**Goal**: Retype only what runs from the line that contains "Parse this screenshot: output" through the last line of the listing below, both lines included.
━━━━━ Rows
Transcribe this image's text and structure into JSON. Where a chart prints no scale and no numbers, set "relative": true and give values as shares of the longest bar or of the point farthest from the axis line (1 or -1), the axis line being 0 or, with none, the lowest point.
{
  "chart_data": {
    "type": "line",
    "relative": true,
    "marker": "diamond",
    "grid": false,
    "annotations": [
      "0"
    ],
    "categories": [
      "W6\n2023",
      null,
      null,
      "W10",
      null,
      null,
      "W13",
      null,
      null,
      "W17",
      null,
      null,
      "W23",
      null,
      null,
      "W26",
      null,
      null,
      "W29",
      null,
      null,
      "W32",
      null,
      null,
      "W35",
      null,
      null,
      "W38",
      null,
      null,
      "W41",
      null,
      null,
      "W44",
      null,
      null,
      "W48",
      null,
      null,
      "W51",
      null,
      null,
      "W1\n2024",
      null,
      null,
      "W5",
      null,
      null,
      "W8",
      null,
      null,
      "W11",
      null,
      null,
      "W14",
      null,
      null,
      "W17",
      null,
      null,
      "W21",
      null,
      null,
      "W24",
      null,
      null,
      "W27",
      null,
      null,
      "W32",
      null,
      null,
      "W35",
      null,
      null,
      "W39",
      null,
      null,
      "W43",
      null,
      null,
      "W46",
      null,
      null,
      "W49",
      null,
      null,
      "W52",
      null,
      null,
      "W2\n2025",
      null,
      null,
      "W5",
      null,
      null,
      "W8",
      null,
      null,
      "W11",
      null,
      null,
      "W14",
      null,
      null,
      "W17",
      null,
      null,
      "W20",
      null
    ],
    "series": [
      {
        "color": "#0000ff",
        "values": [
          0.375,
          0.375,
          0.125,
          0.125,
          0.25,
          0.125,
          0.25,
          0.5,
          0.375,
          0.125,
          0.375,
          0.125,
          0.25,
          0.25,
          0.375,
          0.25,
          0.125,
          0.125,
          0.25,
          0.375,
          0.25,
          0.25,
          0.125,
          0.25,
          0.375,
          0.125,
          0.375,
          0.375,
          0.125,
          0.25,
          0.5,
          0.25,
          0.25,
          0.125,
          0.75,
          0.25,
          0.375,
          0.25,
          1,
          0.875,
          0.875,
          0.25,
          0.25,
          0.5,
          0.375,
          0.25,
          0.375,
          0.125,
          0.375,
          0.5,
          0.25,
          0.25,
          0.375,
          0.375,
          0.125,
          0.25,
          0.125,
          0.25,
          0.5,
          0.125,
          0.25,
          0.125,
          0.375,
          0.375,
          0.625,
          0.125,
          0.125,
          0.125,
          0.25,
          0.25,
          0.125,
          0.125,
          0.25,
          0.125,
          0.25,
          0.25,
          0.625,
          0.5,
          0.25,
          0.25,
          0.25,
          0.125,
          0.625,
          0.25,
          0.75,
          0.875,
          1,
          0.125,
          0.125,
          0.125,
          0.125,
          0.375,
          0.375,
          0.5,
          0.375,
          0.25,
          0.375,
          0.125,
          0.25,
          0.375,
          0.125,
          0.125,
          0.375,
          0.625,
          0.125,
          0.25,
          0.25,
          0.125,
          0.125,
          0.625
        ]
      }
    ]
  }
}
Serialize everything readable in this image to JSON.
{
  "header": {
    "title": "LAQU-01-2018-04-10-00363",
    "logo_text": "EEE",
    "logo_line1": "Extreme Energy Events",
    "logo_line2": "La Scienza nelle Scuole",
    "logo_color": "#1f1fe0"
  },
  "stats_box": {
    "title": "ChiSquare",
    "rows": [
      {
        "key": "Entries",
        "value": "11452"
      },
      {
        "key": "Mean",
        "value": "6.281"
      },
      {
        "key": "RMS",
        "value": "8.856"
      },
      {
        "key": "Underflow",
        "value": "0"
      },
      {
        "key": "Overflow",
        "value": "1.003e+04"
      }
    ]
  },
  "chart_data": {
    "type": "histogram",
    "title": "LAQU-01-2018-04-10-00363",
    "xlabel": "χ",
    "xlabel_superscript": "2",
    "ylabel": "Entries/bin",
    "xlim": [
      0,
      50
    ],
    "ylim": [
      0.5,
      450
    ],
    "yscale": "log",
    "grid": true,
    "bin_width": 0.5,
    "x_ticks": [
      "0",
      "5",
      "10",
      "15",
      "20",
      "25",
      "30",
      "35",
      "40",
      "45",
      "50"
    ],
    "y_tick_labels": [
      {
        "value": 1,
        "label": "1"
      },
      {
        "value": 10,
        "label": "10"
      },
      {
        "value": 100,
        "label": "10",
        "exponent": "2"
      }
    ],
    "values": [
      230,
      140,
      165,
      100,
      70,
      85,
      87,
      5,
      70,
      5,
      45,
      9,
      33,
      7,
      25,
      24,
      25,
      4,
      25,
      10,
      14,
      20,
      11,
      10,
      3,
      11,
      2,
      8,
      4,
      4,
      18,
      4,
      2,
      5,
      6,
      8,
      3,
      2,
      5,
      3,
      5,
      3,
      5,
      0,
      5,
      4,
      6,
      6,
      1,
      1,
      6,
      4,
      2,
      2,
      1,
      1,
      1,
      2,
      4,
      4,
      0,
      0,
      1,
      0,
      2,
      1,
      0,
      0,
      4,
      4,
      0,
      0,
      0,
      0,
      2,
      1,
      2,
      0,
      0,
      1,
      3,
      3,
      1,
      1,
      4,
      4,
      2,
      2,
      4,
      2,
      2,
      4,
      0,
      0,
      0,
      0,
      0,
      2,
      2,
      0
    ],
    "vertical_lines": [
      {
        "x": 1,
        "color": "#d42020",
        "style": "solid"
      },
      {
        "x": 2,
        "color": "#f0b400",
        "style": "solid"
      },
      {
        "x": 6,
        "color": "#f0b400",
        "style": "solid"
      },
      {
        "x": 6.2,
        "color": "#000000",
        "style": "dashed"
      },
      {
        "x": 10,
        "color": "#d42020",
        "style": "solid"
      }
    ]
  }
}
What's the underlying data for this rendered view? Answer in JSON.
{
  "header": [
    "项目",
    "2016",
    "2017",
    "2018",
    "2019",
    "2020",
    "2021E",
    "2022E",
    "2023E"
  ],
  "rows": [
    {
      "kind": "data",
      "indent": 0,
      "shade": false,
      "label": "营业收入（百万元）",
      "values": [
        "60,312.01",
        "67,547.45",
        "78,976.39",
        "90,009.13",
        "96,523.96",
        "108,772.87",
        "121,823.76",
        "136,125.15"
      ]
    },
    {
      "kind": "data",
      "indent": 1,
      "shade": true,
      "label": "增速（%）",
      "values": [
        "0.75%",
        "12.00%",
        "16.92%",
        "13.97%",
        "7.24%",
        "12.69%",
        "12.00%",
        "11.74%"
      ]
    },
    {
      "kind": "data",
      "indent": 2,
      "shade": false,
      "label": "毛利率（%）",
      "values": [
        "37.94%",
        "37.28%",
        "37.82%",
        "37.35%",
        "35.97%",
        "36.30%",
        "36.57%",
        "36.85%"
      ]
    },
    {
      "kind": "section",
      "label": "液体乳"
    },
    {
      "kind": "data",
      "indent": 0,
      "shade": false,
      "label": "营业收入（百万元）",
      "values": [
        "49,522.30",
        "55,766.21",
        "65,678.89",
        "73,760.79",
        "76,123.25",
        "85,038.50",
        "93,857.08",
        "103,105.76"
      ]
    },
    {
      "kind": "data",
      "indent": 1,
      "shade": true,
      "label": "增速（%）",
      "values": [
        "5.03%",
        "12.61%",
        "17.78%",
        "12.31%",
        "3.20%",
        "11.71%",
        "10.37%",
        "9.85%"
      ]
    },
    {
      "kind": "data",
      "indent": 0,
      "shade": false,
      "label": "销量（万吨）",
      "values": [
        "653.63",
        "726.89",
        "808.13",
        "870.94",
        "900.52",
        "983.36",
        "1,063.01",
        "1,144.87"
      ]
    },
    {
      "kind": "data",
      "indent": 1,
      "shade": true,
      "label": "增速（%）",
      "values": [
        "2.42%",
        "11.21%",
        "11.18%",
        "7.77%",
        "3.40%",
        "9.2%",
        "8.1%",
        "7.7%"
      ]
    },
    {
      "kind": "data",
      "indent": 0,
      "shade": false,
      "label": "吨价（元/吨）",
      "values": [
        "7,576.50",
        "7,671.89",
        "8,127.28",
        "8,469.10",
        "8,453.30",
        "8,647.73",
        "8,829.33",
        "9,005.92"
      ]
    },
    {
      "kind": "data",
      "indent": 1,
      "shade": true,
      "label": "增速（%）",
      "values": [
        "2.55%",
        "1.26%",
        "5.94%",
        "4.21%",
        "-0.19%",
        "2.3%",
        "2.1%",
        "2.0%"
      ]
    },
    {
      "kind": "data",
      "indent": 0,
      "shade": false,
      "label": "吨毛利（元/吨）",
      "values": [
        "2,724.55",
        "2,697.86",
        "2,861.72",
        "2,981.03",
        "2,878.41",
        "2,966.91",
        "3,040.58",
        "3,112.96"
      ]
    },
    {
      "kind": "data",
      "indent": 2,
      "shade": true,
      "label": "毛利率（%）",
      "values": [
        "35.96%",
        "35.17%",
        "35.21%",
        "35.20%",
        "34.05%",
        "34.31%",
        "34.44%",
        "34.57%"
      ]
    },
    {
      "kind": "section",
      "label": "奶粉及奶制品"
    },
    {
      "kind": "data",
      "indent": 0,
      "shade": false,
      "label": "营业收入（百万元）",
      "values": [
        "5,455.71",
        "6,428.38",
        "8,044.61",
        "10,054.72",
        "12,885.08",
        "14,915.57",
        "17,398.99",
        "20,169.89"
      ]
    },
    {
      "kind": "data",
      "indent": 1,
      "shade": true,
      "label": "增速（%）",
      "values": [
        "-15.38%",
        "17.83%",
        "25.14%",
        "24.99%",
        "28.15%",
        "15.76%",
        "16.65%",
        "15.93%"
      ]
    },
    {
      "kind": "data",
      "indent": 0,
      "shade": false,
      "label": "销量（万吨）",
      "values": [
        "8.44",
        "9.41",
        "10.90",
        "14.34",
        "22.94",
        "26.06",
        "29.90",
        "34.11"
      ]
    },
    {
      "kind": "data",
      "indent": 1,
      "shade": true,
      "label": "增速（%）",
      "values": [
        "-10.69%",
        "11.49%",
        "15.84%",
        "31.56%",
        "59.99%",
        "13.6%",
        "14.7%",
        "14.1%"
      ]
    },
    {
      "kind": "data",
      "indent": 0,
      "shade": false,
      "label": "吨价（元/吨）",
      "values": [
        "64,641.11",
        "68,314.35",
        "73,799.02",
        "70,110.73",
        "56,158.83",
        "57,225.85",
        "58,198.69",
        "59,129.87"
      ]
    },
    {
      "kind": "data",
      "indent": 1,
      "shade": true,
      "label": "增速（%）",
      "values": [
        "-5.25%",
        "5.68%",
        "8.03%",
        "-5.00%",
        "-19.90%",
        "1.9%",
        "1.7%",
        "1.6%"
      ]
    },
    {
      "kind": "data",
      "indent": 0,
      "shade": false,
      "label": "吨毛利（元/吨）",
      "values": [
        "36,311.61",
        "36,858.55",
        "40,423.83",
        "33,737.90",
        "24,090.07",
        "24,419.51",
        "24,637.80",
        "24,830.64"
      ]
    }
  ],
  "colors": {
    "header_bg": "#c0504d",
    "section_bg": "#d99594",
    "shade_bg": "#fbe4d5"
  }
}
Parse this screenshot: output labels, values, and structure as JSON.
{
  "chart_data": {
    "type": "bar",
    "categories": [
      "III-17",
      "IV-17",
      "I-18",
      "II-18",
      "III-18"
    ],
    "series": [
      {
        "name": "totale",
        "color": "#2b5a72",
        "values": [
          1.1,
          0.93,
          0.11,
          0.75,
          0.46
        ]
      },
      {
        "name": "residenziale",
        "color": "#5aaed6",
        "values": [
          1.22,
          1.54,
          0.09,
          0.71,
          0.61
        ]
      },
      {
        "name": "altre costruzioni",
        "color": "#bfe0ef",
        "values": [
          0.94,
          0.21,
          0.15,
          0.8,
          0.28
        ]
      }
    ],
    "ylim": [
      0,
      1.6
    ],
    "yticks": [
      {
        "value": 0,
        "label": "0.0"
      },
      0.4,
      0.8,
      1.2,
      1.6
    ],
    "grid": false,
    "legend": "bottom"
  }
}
━━━━━━━━━━
**Exercise solution**:
Parse this screenshot: output labels, values, and structure as JSON.
{
  "chart_data": {
    "type": "bar",
    "categories": [
      "III-17",
      "IV-17",
      "I-18",
      "II-18",
      "III-18"
    ],
    "series": [
      {
        "name": "totale",
        "color": "#2b5a72",
        "values": [
          1.1,
          0.93,
          0.11,
          0.75,
          0.46
        ]
      },
      {
        "name": "residenziale",
        "color": "#5aaed6",
        "values": [
          1.22,
          1.54,
          0.09,
          0.71,
          0.61
        ]
      },
      {
        "name": "altre costruzioni",
        "color": "#bfe0ef",
        "values": [
          0.94,
          0.21,
          0.15,
          0.8,
          0.28
        ]
      }
    ],
    "ylim": [
      0,
      1.6
    ],
    "yticks": [
      {
        "value": 0,
        "label": "0.0"
      },
      0.4,
      0.8,
      1.2,
      1.6
    ],
    "grid": false,
    "legend": "bottom"
  }
}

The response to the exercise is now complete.